[Exercise instructions] Write out exactly the lines between the line containing "Transcribe this chart's" and the end of the records, counting both ends, and leave out all pictures.
-- START Data records --
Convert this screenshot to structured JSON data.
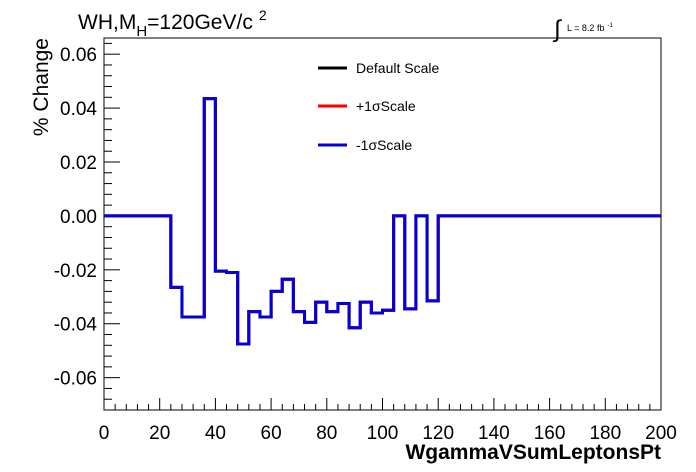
{
  "chart_data": {
    "type": "line",
    "title_main": "WH,M",
    "title_sub": "H",
    "title_rest": "=120GeV/c",
    "title_sup": "2",
    "lumi_integral": "∫",
    "lumi_text": "L = 8.2 fb",
    "lumi_sup": "-1",
    "xlabel": "WgammaVSumLeptonsPt",
    "ylabel": "% Change",
    "xlim": [
      0,
      200
    ],
    "ylim": [
      -0.072,
      0.066
    ],
    "x_ticks": [
      "0",
      "20",
      "40",
      "60",
      "80",
      "100",
      "120",
      "140",
      "160",
      "180",
      "200"
    ],
    "y_ticks": [
      "0.06",
      "0.04",
      "0.02",
      "0.00",
      "-0.02",
      "-0.04",
      "-0.06"
    ],
    "grid": false,
    "legend_position": "top-center",
    "bin_edges": [
      0,
      4,
      8,
      12,
      16,
      20,
      24,
      28,
      32,
      36,
      40,
      44,
      48,
      52,
      56,
      60,
      64,
      68,
      72,
      76,
      80,
      84,
      88,
      92,
      96,
      100,
      104,
      108,
      112,
      116,
      120,
      124,
      128,
      132,
      136,
      140,
      144,
      148,
      152,
      156,
      160,
      164,
      168,
      172,
      176,
      180,
      184,
      188,
      192,
      196,
      200
    ],
    "series": [
      {
        "name": "Default Scale",
        "color": "#000000",
        "values": [
          0,
          0,
          0,
          0,
          0,
          0,
          -0.0265,
          -0.0375,
          -0.0375,
          0.0435,
          -0.0205,
          -0.021,
          -0.0475,
          -0.0355,
          -0.0375,
          -0.028,
          -0.0235,
          -0.0355,
          -0.0395,
          -0.032,
          -0.0355,
          -0.0325,
          -0.0415,
          -0.032,
          -0.036,
          -0.035,
          0,
          -0.0345,
          0,
          -0.0315,
          0,
          0,
          0,
          0,
          0,
          0,
          0,
          0,
          0,
          0,
          0,
          0,
          0,
          0,
          0,
          0,
          0,
          0,
          0,
          0
        ]
      },
      {
        "name": "+1σScale",
        "color": "#ff0000",
        "values": [
          0,
          0,
          0,
          0,
          0,
          0,
          -0.0265,
          -0.0375,
          -0.0375,
          0.0435,
          -0.0205,
          -0.021,
          -0.0475,
          -0.0355,
          -0.0375,
          -0.028,
          -0.0235,
          -0.0355,
          -0.0395,
          -0.032,
          -0.0355,
          -0.0325,
          -0.0415,
          -0.032,
          -0.036,
          -0.035,
          0,
          -0.0345,
          0,
          -0.0315,
          0,
          0,
          0,
          0,
          0,
          0,
          0,
          0,
          0,
          0,
          0,
          0,
          0,
          0,
          0,
          0,
          0,
          0,
          0,
          0
        ]
      },
      {
        "name": "-1σScale",
        "color": "#0000dd",
        "values": [
          0,
          0,
          0,
          0,
          0,
          0,
          -0.0265,
          -0.0375,
          -0.0375,
          0.0435,
          -0.0205,
          -0.021,
          -0.0475,
          -0.0355,
          -0.0375,
          -0.028,
          -0.0235,
          -0.0355,
          -0.0395,
          -0.032,
          -0.0355,
          -0.0325,
          -0.0415,
          -0.032,
          -0.036,
          -0.035,
          0,
          -0.0345,
          0,
          -0.0315,
          0,
          0,
          0,
          0,
          0,
          0,
          0,
          0,
          0,
          0,
          0,
          0,
          0,
          0,
          0,
          0,
          0,
          0,
          0,
          0
        ]
      }
    ]
  }
}
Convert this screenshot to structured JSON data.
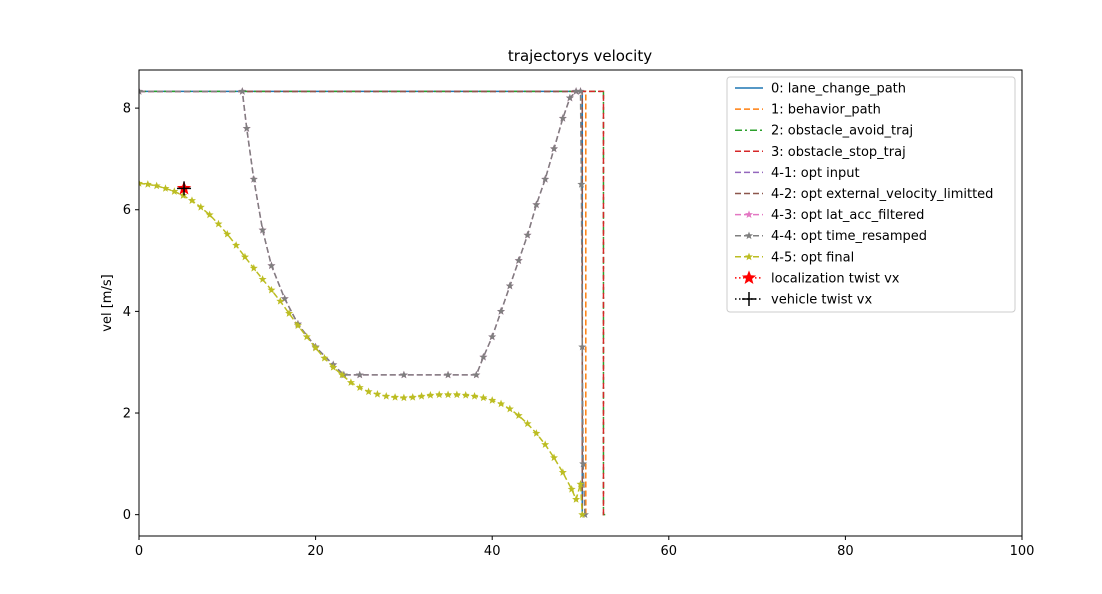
{
  "chart_data": {
    "type": "line",
    "title": "trajectorys velocity",
    "xlabel": "",
    "ylabel": "vel [m/s]",
    "xlim": [
      0,
      100
    ],
    "ylim": [
      -0.42,
      8.75
    ],
    "xticks": [
      0,
      20,
      40,
      60,
      80,
      100
    ],
    "yticks": [
      0,
      2,
      4,
      6,
      8
    ],
    "xtick_labels": [
      "0",
      "20",
      "40",
      "60",
      "80",
      "100"
    ],
    "ytick_labels": [
      "0",
      "2",
      "4",
      "6",
      "8"
    ],
    "grid": false,
    "legend_position": "top-right",
    "series": [
      {
        "name": "0: lane_change_path",
        "color": "#1f77b4",
        "linestyle": "solid",
        "marker": "none",
        "x": [
          0,
          50.2,
          50.2,
          50.4
        ],
        "y": [
          8.33,
          8.33,
          0,
          0
        ]
      },
      {
        "name": "1: behavior_path",
        "color": "#ff7f0e",
        "linestyle": "dashed",
        "marker": "none",
        "x": [
          0,
          50.6,
          50.6,
          50.8
        ],
        "y": [
          8.33,
          8.33,
          0,
          0
        ]
      },
      {
        "name": "2: obstacle_avoid_traj",
        "color": "#2ca02c",
        "linestyle": "dashdot",
        "marker": "none",
        "x": [
          0,
          52.6,
          52.6,
          52.8
        ],
        "y": [
          8.33,
          8.33,
          0,
          0
        ]
      },
      {
        "name": "3: obstacle_stop_traj",
        "color": "#d62728",
        "linestyle": "dashed",
        "marker": "none",
        "x": [
          0,
          52.6,
          52.6,
          52.8
        ],
        "y": [
          8.33,
          8.33,
          0,
          0
        ]
      },
      {
        "name": "4-1: opt input",
        "color": "#9467bd",
        "linestyle": "dashed",
        "marker": "none",
        "x": [
          0,
          50.2,
          50.2,
          50.4
        ],
        "y": [
          8.33,
          8.33,
          0,
          0
        ]
      },
      {
        "name": "4-2: opt external_velocity_limitted",
        "color": "#8c564b",
        "linestyle": "dashed",
        "marker": "none",
        "x": [
          0,
          50.2,
          50.2,
          50.4
        ],
        "y": [
          8.33,
          8.33,
          0,
          0
        ]
      },
      {
        "name": "4-3: opt lat_acc_filtered",
        "color": "#e377c2",
        "linestyle": "dashed",
        "marker": "star",
        "x": [
          0,
          11.7,
          12.2,
          13,
          14,
          15,
          16.5,
          18,
          20,
          22,
          23.2,
          25,
          30,
          35,
          38.2,
          39,
          40,
          41,
          42,
          43,
          44,
          45,
          46,
          47,
          48,
          48.8,
          49.5,
          50
        ],
        "y": [
          8.33,
          8.33,
          7.6,
          6.6,
          5.6,
          4.9,
          4.25,
          3.75,
          3.3,
          2.95,
          2.75,
          2.75,
          2.75,
          2.75,
          2.75,
          3.1,
          3.5,
          4.0,
          4.5,
          5.0,
          5.5,
          6.1,
          6.6,
          7.2,
          7.8,
          8.2,
          8.33,
          8.33
        ]
      },
      {
        "name": "4-4: opt time_resamped",
        "color": "#7f7f7f",
        "linestyle": "dashed",
        "marker": "star",
        "x": [
          0,
          11.7,
          12.2,
          13,
          14,
          15,
          16.5,
          18,
          20,
          22,
          23.2,
          25,
          30,
          35,
          38.2,
          39,
          40,
          41,
          42,
          43,
          44,
          45,
          46,
          47,
          48,
          48.8,
          49.5,
          50,
          50.1,
          50.2,
          50.3,
          50.5
        ],
        "y": [
          8.33,
          8.33,
          7.6,
          6.6,
          5.6,
          4.9,
          4.25,
          3.75,
          3.3,
          2.95,
          2.75,
          2.75,
          2.75,
          2.75,
          2.75,
          3.1,
          3.5,
          4.0,
          4.5,
          5.0,
          5.5,
          6.1,
          6.6,
          7.2,
          7.8,
          8.2,
          8.33,
          8.33,
          6.5,
          3.3,
          1.0,
          0
        ]
      },
      {
        "name": "4-5: opt final",
        "color": "#bcbd22",
        "linestyle": "dashed",
        "marker": "star",
        "x": [
          0,
          1,
          2,
          3,
          4,
          5,
          6,
          7,
          8,
          9,
          10,
          11,
          12,
          13,
          14,
          15,
          16,
          17,
          18,
          19,
          20,
          21,
          22,
          23,
          24,
          25,
          26,
          27,
          28,
          29,
          30,
          31,
          32,
          33,
          34,
          35,
          36,
          37,
          38,
          39,
          40,
          41,
          42,
          43,
          44,
          45,
          46,
          47,
          48,
          49,
          49.5,
          50,
          50.2
        ],
        "y": [
          6.52,
          6.5,
          6.47,
          6.42,
          6.36,
          6.28,
          6.18,
          6.05,
          5.9,
          5.72,
          5.52,
          5.3,
          5.07,
          4.85,
          4.63,
          4.42,
          4.2,
          3.96,
          3.72,
          3.5,
          3.28,
          3.08,
          2.9,
          2.75,
          2.6,
          2.5,
          2.42,
          2.37,
          2.33,
          2.31,
          2.3,
          2.31,
          2.33,
          2.35,
          2.36,
          2.36,
          2.36,
          2.35,
          2.33,
          2.3,
          2.25,
          2.18,
          2.08,
          1.95,
          1.79,
          1.6,
          1.38,
          1.12,
          0.83,
          0.5,
          0.3,
          0.6,
          0
        ]
      },
      {
        "name": "localization twist vx",
        "color": "#ff0000",
        "linestyle": "dotted",
        "marker": "big-star",
        "x": [
          5.1
        ],
        "y": [
          6.42
        ]
      },
      {
        "name": "vehicle twist vx",
        "color": "#000000",
        "linestyle": "dotted",
        "marker": "plus",
        "x": [
          5.1
        ],
        "y": [
          6.42
        ]
      }
    ]
  }
}
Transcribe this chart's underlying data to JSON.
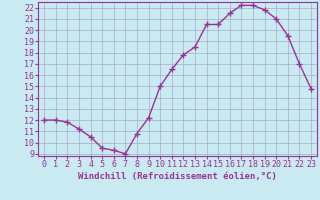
{
  "x": [
    0,
    1,
    2,
    3,
    4,
    5,
    6,
    7,
    8,
    9,
    10,
    11,
    12,
    13,
    14,
    15,
    16,
    17,
    18,
    19,
    20,
    21,
    22,
    23
  ],
  "y": [
    12,
    12,
    11.8,
    11.2,
    10.5,
    9.5,
    9.3,
    9.0,
    10.8,
    12.2,
    15.0,
    16.5,
    17.8,
    18.5,
    20.5,
    20.5,
    21.5,
    22.2,
    22.2,
    21.8,
    21.0,
    19.5,
    17.0,
    14.8
  ],
  "line_color": "#993399",
  "marker_color": "#993399",
  "bg_color": "#c8eaf0",
  "grid_color": "#aaaacc",
  "xlabel": "Windchill (Refroidissement éolien,°C)",
  "xlim": [
    -0.5,
    23.5
  ],
  "ylim": [
    8.8,
    22.5
  ],
  "yticks": [
    9,
    10,
    11,
    12,
    13,
    14,
    15,
    16,
    17,
    18,
    19,
    20,
    21,
    22
  ],
  "xticks": [
    0,
    1,
    2,
    3,
    4,
    5,
    6,
    7,
    8,
    9,
    10,
    11,
    12,
    13,
    14,
    15,
    16,
    17,
    18,
    19,
    20,
    21,
    22,
    23
  ],
  "xlabel_color": "#993399",
  "tick_color": "#993399",
  "axis_color": "#993399",
  "xlabel_fontsize": 6.5,
  "tick_fontsize": 6.0,
  "marker_size": 4,
  "linewidth": 1.0
}
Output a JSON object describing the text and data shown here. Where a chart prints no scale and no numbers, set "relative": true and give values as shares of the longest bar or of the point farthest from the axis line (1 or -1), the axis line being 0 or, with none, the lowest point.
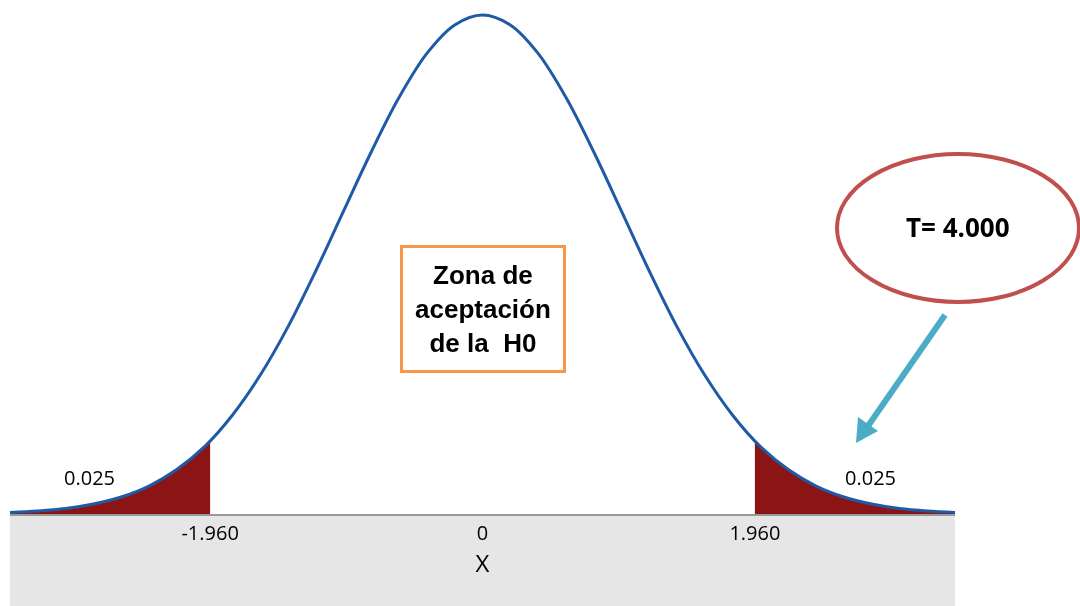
-- END Data records --
[The reply]
Transcribe this chart's underlying data to JSON.
{
  "x": [
    0,
    1,
    2,
    3,
    4,
    5,
    6,
    7,
    8,
    9,
    10,
    11,
    12,
    13,
    14,
    15,
    16,
    17,
    18,
    19,
    20,
    21,
    22,
    23
  ],
  "y": [
    12,
    12,
    11.8,
    11.2,
    10.5,
    9.5,
    9.3,
    9.0,
    10.8,
    12.2,
    15.0,
    16.5,
    17.8,
    18.5,
    20.5,
    20.5,
    21.5,
    22.2,
    22.2,
    21.8,
    21.0,
    19.5,
    17.0,
    14.8
  ],
  "line_color": "#993399",
  "marker_color": "#993399",
  "bg_color": "#c8eaf0",
  "grid_color": "#aaaacc",
  "xlabel": "Windchill (Refroidissement éolien,°C)",
  "xlim": [
    -0.5,
    23.5
  ],
  "ylim": [
    8.8,
    22.5
  ],
  "yticks": [
    9,
    10,
    11,
    12,
    13,
    14,
    15,
    16,
    17,
    18,
    19,
    20,
    21,
    22
  ],
  "xticks": [
    0,
    1,
    2,
    3,
    4,
    5,
    6,
    7,
    8,
    9,
    10,
    11,
    12,
    13,
    14,
    15,
    16,
    17,
    18,
    19,
    20,
    21,
    22,
    23
  ],
  "xlabel_color": "#993399",
  "tick_color": "#993399",
  "axis_color": "#993399",
  "xlabel_fontsize": 6.5,
  "tick_fontsize": 6.0,
  "marker_size": 4,
  "linewidth": 1.0
}
Output a JSON object describing the text and data shown here. Where a chart prints no scale and no numbers, set "relative": true and give values as shares of the longest bar or of the point farthest from the axis line (1 or -1), the axis line being 0 or, with none, the lowest point.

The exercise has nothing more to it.